Source data:
---+---

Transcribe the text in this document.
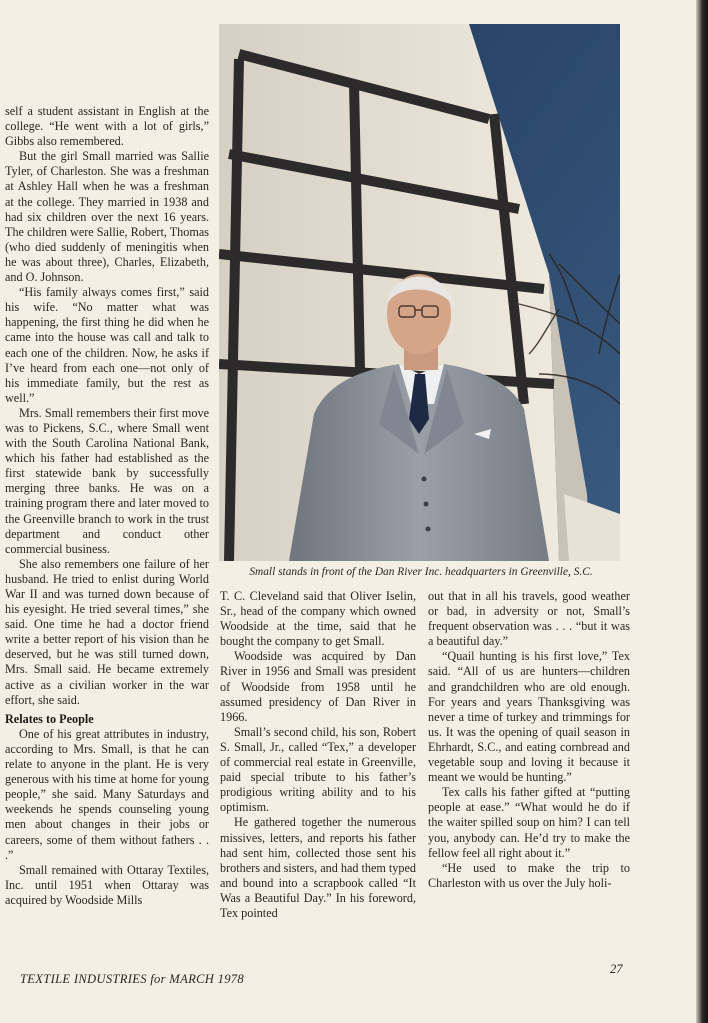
self a student assistant in English at the college. “He went with a lot of girls,” Gibbs also remembered.

But the girl Small married was Sallie Tyler, of Charleston. She was a freshman at Ashley Hall when he was a freshman at the college. They married in 1938 and had six children over the next 16 years. The children were Sallie, Robert, Thomas (who died suddenly of meningitis when he was about three), Charles, Elizabeth, and O. Johnson.

“His family always comes first,” said his wife. “No matter what was happening, the first thing he did when he came into the house was call and talk to each one of the children. Now, he asks if I’ve heard from each one—not only of his immediate family, but the rest as well.”

Mrs. Small remembers their first move was to Pickens, S.C., where Small went with the South Carolina National Bank, which his father had established as the first statewide bank by successfully merging three banks. He was on a training program there and later moved to the Greenville branch to work in the trust department and conduct other commercial business.

She also remembers one failure of her husband. He tried to enlist during World War II and was turned down because of his eyesight. He tried several times,” she said. One time he had a doctor friend write a better report of his vision than he deserved, but he was still turned down, Mrs. Small said. He became extremely active as a civilian worker in the war effort, she said.

Relates to People

One of his great attributes in industry, according to Mrs. Small, is that he can relate to anyone in the plant. He is very generous with his time at home for young people,” she said. Many Saturdays and weekends he spends counseling young men about changes in their jobs or careers, some of them without fathers . . .”

Small remained with Ottaray Textiles, Inc. until 1951 when Ottaray was acquired by Woodside Mills

Small stands in front of the Dan River Inc. headquarters in Greenville, S.C.

T. C. Cleveland said that Oliver Iselin, Sr., head of the company which owned Woodside at the time, said that he bought the company to get Small.

Woodside was acquired by Dan River in 1956 and Small was president of Woodside from 1958 until he assumed presidency of Dan River in 1966.

Small’s second child, his son, Robert S. Small, Jr., called “Tex,” a developer of commercial real estate in Greenville, paid special tribute to his father’s prodigious writing ability and to his optimism.

He gathered together the numerous missives, letters, and reports his father had sent him, collected those sent his brothers and sisters, and had them typed and bound into a scrapbook called “It Was a Beautiful Day.” In his foreword, Tex pointed

out that in all his travels, good weather or bad, in adversity or not, Small’s frequent observation was . . . “but it was a beautiful day.”

“Quail hunting is his first love,” Tex said. “All of us are hunters—children and grandchildren who are old enough. For years and years Thanksgiving was never a time of turkey and trimmings for us. It was the opening of quail season in Ehrhardt, S.C., and eating cornbread and vegetable soup and loving it because it meant we would be hunting.”

Tex calls his father gifted at “putting people at ease.” “What would he do if the waiter spilled soup on him? I can tell you, anybody can. He’d try to make the fellow feel all right about it.”

“He used to make the trip to Charleston with us over the July holi-

TEXTILE INDUSTRIES for MARCH 1978
27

---+---

Problem description: From the material above, reproduce everything verbatim except the pictures.

Answer to this problem:
Transcribe the text in this document.
self a student assistant in English at the college. “He went with a lot of girls,” Gibbs also remembered.

But the girl Small married was Sallie Tyler, of Charleston. She was a freshman at Ashley Hall when he was a freshman at the college. They married in 1938 and had six children over the next 16 years. The children were Sallie, Robert, Thomas (who died suddenly of meningitis when he was about three), Charles, Elizabeth, and O. Johnson.

“His family always comes first,” said his wife. “No matter what was happening, the first thing he did when he came into the house was call and talk to each one of the children. Now, he asks if I’ve heard from each one—not only of his immediate family, but the rest as well.”

Mrs. Small remembers their first move was to Pickens, S.C., where Small went with the South Carolina National Bank, which his father had established as the first statewide bank by successfully merging three banks. He was on a training program there and later moved to the Greenville branch to work in the trust department and conduct other commercial business.

She also remembers one failure of her husband. He tried to enlist during World War II and was turned down because of his eyesight. He tried several times,” she said. One time he had a doctor friend write a better report of his vision than he deserved, but he was still turned down, Mrs. Small said. He became extremely active as a civilian worker in the war effort, she said.

Relates to People

One of his great attributes in industry, according to Mrs. Small, is that he can relate to anyone in the plant. He is very generous with his time at home for young people,” she said. Many Saturdays and weekends he spends counseling young men about changes in their jobs or careers, some of them without fathers . . .”

Small remained with Ottaray Textiles, Inc. until 1951 when Ottaray was acquired by Woodside Mills

Small stands in front of the Dan River Inc. headquarters in Greenville, S.C.

T. C. Cleveland said that Oliver Iselin, Sr., head of the company which owned Woodside at the time, said that he bought the company to get Small.

Woodside was acquired by Dan River in 1956 and Small was president of Woodside from 1958 until he assumed presidency of Dan River in 1966.

Small’s second child, his son, Robert S. Small, Jr., called “Tex,” a developer of commercial real estate in Greenville, paid special tribute to his father’s prodigious writing ability and to his optimism.

He gathered together the numerous missives, letters, and reports his father had sent him, collected those sent his brothers and sisters, and had them typed and bound into a scrapbook called “It Was a Beautiful Day.” In his foreword, Tex pointed

out that in all his travels, good weather or bad, in adversity or not, Small’s frequent observation was . . . “but it was a beautiful day.”

“Quail hunting is his first love,” Tex said. “All of us are hunters—children and grandchildren who are old enough. For years and years Thanksgiving was never a time of turkey and trimmings for us. It was the opening of quail season in Ehrhardt, S.C., and eating cornbread and vegetable soup and loving it because it meant we would be hunting.”

Tex calls his father gifted at “putting people at ease.” “What would he do if the waiter spilled soup on him? I can tell you, anybody can. He’d try to make the fellow feel all right about it.”

“He used to make the trip to Charleston with us over the July holi-

TEXTILE INDUSTRIES for MARCH 1978
27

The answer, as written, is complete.